### What is needed:
Below are some records; give them all again exactly, but not the pictures.

──────── Listed records ────────

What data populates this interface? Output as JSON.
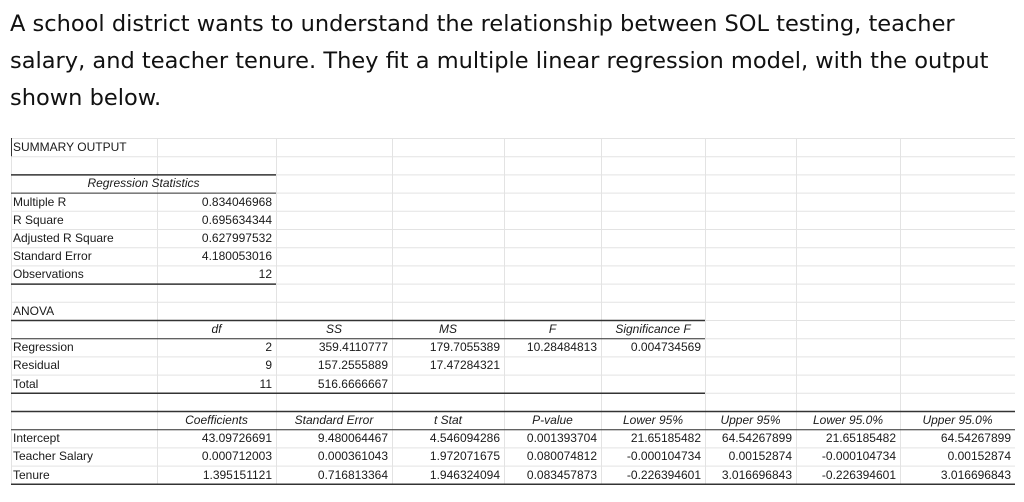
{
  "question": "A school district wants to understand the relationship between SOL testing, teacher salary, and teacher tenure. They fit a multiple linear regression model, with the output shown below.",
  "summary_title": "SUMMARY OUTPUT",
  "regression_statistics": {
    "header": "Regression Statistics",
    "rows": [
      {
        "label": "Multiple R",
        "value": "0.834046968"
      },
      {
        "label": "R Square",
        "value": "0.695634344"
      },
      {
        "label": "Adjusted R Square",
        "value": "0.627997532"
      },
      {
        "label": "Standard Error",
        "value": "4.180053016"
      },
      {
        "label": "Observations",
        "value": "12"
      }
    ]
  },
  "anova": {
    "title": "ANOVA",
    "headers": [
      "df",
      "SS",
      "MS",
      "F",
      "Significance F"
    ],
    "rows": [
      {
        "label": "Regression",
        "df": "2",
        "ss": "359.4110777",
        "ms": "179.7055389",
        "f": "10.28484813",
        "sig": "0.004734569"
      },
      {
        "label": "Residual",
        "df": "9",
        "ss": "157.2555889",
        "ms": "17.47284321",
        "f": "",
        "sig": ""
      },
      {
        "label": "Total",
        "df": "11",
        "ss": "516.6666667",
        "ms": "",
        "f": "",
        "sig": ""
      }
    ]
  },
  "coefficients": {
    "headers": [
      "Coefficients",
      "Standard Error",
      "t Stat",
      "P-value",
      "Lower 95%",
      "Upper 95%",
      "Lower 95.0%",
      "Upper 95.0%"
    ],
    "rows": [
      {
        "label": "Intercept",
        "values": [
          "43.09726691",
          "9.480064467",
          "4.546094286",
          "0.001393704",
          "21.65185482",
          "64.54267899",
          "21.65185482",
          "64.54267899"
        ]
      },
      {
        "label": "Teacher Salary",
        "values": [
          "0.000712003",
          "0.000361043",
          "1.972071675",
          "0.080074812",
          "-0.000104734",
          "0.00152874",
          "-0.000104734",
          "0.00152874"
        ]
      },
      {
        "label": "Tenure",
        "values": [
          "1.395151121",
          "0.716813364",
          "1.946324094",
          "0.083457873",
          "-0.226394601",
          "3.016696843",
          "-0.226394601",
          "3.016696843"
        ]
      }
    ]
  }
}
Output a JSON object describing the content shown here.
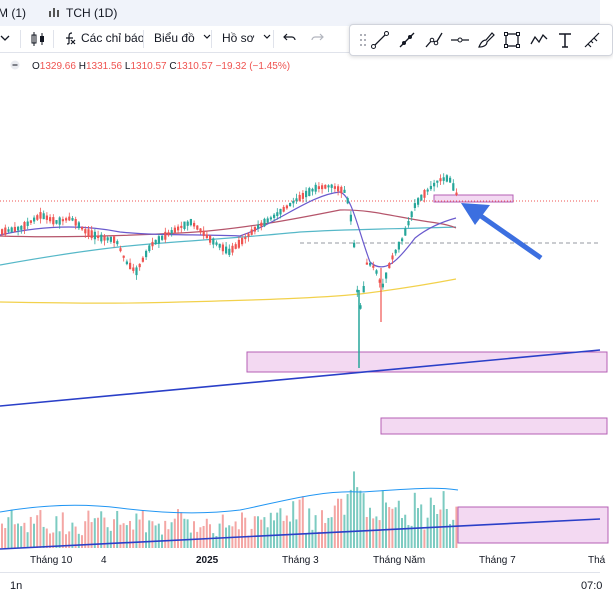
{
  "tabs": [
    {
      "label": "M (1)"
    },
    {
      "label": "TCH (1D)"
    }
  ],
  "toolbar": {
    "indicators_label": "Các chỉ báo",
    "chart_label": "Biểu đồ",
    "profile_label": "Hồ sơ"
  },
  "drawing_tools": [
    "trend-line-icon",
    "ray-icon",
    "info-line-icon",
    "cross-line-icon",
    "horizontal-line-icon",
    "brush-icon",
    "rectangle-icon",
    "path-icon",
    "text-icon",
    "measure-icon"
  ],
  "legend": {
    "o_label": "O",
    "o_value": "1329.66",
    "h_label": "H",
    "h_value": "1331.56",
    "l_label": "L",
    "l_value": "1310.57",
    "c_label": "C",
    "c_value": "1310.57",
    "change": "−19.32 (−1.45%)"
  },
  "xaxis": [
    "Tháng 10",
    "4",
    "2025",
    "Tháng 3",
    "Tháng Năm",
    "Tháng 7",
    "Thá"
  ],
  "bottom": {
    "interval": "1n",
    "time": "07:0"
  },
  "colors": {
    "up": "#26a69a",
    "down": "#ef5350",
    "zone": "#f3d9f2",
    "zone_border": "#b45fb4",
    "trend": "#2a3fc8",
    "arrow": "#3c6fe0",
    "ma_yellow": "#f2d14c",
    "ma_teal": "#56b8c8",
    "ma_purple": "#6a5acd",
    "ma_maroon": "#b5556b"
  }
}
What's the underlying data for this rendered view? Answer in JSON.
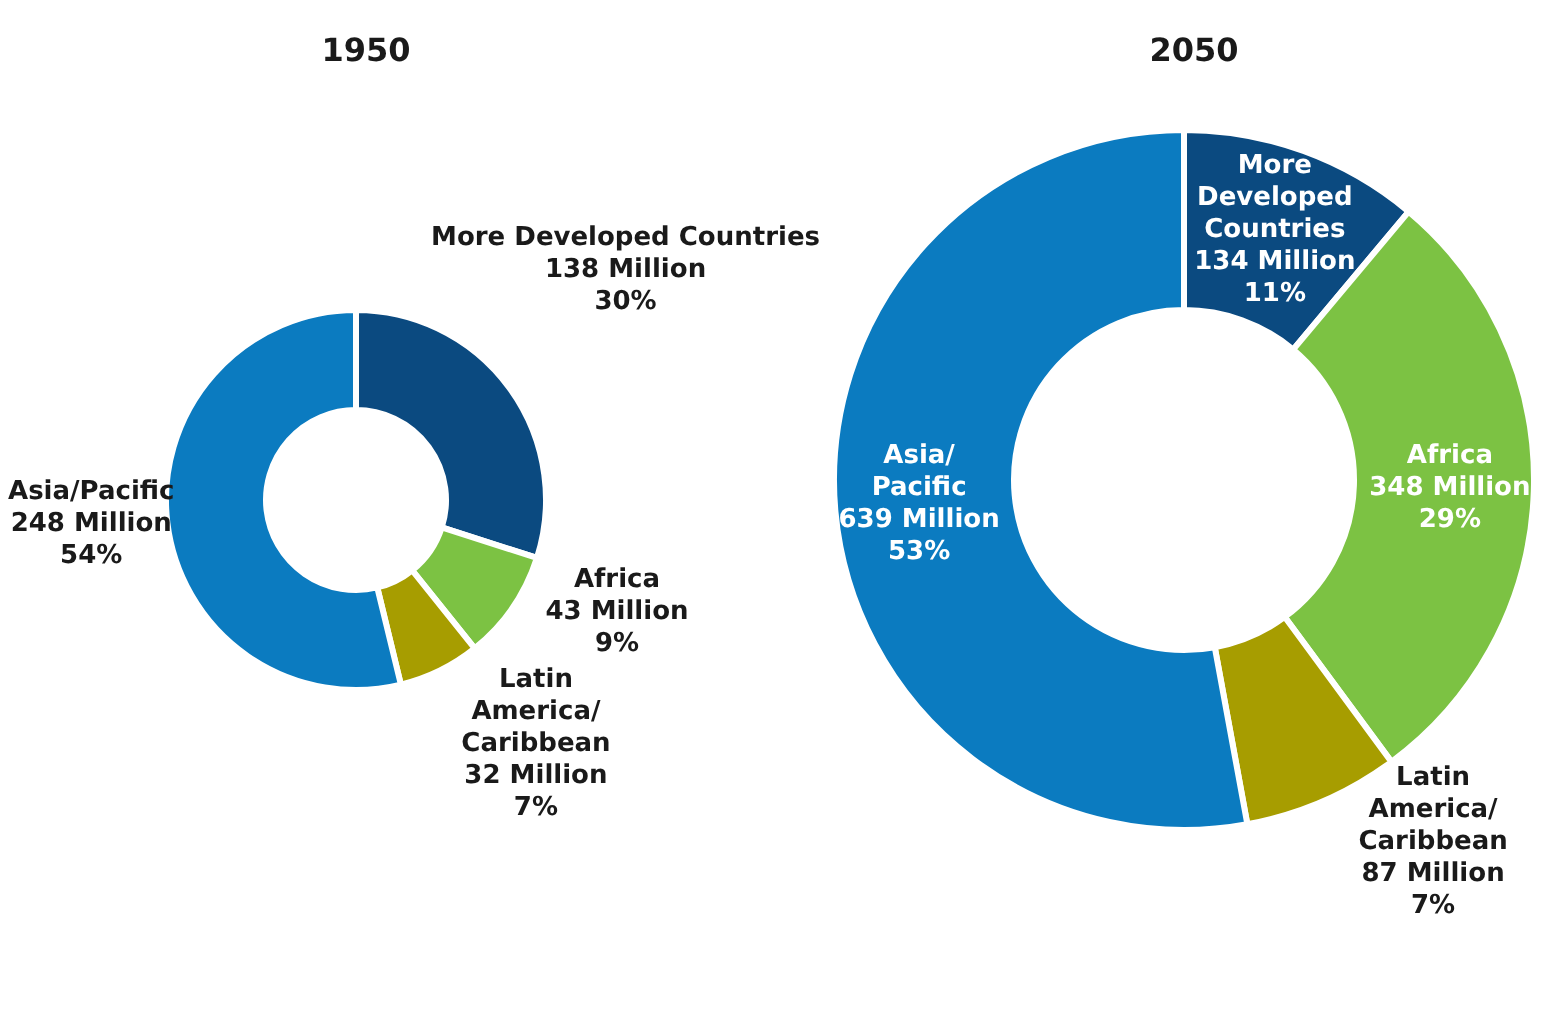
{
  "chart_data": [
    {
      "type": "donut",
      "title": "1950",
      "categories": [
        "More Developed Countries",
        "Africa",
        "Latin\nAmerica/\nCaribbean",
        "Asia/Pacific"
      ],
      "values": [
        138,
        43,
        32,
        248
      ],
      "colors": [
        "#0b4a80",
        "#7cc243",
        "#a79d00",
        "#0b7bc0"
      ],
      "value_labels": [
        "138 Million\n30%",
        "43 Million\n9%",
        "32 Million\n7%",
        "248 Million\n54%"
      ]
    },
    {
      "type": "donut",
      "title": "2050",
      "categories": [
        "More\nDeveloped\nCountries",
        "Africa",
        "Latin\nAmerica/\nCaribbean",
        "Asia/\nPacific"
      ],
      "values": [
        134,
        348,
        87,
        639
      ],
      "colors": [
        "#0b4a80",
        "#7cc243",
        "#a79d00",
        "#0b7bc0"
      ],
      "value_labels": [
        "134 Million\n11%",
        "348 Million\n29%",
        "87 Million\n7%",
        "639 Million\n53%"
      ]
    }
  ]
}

────────

### Response to the task:
What data populates this interface? Output as JSON.
{
  "question": "A school district wants to understand the relationship between SOL testing, teacher salary, and teacher tenure. They fit a multiple linear regression model, with the output shown below.",
  "summary_title": "SUMMARY OUTPUT",
  "regression_statistics": {
    "header": "Regression Statistics",
    "rows": [
      {
        "label": "Multiple R",
        "value": "0.834046968"
      },
      {
        "label": "R Square",
        "value": "0.695634344"
      },
      {
        "label": "Adjusted R Square",
        "value": "0.627997532"
      },
      {
        "label": "Standard Error",
        "value": "4.180053016"
      },
      {
        "label": "Observations",
        "value": "12"
      }
    ]
  },
  "anova": {
    "title": "ANOVA",
    "headers": [
      "df",
      "SS",
      "MS",
      "F",
      "Significance F"
    ],
    "rows": [
      {
        "label": "Regression",
        "df": "2",
        "ss": "359.4110777",
        "ms": "179.7055389",
        "f": "10.28484813",
        "sig": "0.004734569"
      },
      {
        "label": "Residual",
        "df": "9",
        "ss": "157.2555889",
        "ms": "17.47284321",
        "f": "",
        "sig": ""
      },
      {
        "label": "Total",
        "df": "11",
        "ss": "516.6666667",
        "ms": "",
        "f": "",
        "sig": ""
      }
    ]
  },
  "coefficients": {
    "headers": [
      "Coefficients",
      "Standard Error",
      "t Stat",
      "P-value",
      "Lower 95%",
      "Upper 95%",
      "Lower 95.0%",
      "Upper 95.0%"
    ],
    "rows": [
      {
        "label": "Intercept",
        "values": [
          "43.09726691",
          "9.480064467",
          "4.546094286",
          "0.001393704",
          "21.65185482",
          "64.54267899",
          "21.65185482",
          "64.54267899"
        ]
      },
      {
        "label": "Teacher Salary",
        "values": [
          "0.000712003",
          "0.000361043",
          "1.972071675",
          "0.080074812",
          "-0.000104734",
          "0.00152874",
          "-0.000104734",
          "0.00152874"
        ]
      },
      {
        "label": "Tenure",
        "values": [
          "1.395151121",
          "0.716813364",
          "1.946324094",
          "0.083457873",
          "-0.226394601",
          "3.016696843",
          "-0.226394601",
          "3.016696843"
        ]
      }
    ]
  }
}
Output a JSON object describing the content shown here.
{
  "tabs": [
    {
      "label": "M (1)"
    },
    {
      "label": "TCH (1D)"
    }
  ],
  "toolbar": {
    "indicators_label": "Các chỉ báo",
    "chart_label": "Biểu đồ",
    "profile_label": "Hồ sơ"
  },
  "drawing_tools": [
    "trend-line-icon",
    "ray-icon",
    "info-line-icon",
    "cross-line-icon",
    "horizontal-line-icon",
    "brush-icon",
    "rectangle-icon",
    "path-icon",
    "text-icon",
    "measure-icon"
  ],
  "legend": {
    "o_label": "O",
    "o_value": "1329.66",
    "h_label": "H",
    "h_value": "1331.56",
    "l_label": "L",
    "l_value": "1310.57",
    "c_label": "C",
    "c_value": "1310.57",
    "change": "−19.32 (−1.45%)"
  },
  "xaxis": [
    "Tháng 10",
    "4",
    "2025",
    "Tháng 3",
    "Tháng Năm",
    "Tháng 7",
    "Thá"
  ],
  "bottom": {
    "interval": "1n",
    "time": "07:0"
  },
  "colors": {
    "up": "#26a69a",
    "down": "#ef5350",
    "zone": "#f3d9f2",
    "zone_border": "#b45fb4",
    "trend": "#2a3fc8",
    "arrow": "#3c6fe0",
    "ma_yellow": "#f2d14c",
    "ma_teal": "#56b8c8",
    "ma_purple": "#6a5acd",
    "ma_maroon": "#b5556b"
  }
}
What's the underlying data for this rendered view? Answer in JSON.
{
  "chart_data": [
    {
      "type": "donut",
      "title": "1950",
      "categories": [
        "More Developed Countries",
        "Africa",
        "Latin\nAmerica/\nCaribbean",
        "Asia/Pacific"
      ],
      "values": [
        138,
        43,
        32,
        248
      ],
      "colors": [
        "#0b4a80",
        "#7cc243",
        "#a79d00",
        "#0b7bc0"
      ],
      "value_labels": [
        "138 Million\n30%",
        "43 Million\n9%",
        "32 Million\n7%",
        "248 Million\n54%"
      ]
    },
    {
      "type": "donut",
      "title": "2050",
      "categories": [
        "More\nDeveloped\nCountries",
        "Africa",
        "Latin\nAmerica/\nCaribbean",
        "Asia/\nPacific"
      ],
      "values": [
        134,
        348,
        87,
        639
      ],
      "colors": [
        "#0b4a80",
        "#7cc243",
        "#a79d00",
        "#0b7bc0"
      ],
      "value_labels": [
        "134 Million\n11%",
        "348 Million\n29%",
        "87 Million\n7%",
        "639 Million\n53%"
      ]
    }
  ]
}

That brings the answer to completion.